GIVEN RECORDS:
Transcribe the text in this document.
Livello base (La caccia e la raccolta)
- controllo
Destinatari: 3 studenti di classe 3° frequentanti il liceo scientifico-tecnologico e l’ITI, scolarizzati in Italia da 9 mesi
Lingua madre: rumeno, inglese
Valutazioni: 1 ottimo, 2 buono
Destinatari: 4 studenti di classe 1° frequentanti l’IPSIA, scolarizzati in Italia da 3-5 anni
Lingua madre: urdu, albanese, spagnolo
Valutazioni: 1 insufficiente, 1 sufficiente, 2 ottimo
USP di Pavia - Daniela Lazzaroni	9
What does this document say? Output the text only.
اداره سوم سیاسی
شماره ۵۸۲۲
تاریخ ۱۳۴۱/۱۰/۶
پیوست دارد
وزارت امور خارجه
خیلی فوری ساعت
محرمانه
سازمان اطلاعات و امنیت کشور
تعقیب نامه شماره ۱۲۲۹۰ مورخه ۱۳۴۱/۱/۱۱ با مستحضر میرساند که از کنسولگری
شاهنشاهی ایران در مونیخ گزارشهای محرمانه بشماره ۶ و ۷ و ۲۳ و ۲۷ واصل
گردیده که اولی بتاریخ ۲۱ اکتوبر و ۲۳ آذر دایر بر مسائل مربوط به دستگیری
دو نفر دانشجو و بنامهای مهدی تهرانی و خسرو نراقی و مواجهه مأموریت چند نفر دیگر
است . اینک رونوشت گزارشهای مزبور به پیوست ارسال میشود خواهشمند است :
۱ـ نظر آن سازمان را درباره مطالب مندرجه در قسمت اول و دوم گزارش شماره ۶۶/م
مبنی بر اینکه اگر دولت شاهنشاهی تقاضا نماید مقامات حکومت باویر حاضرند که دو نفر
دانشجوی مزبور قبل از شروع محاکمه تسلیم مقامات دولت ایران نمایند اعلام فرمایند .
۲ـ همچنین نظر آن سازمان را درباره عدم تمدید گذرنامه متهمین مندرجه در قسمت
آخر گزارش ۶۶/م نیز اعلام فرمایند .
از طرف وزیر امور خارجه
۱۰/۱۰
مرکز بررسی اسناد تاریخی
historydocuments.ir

TASK STATEMENT:
Above are the records. Identify each line that contains the word "مزبور".

TASK SOLUTION:
است . اینک رونوشت گزارشهای مزبور به پیوست ارسال میشود خواهشمند است :
دانشجوی مزبور قبل از شروع محاکمه تسلیم مقامات دولت ایران نمایند اعلام فرمایند .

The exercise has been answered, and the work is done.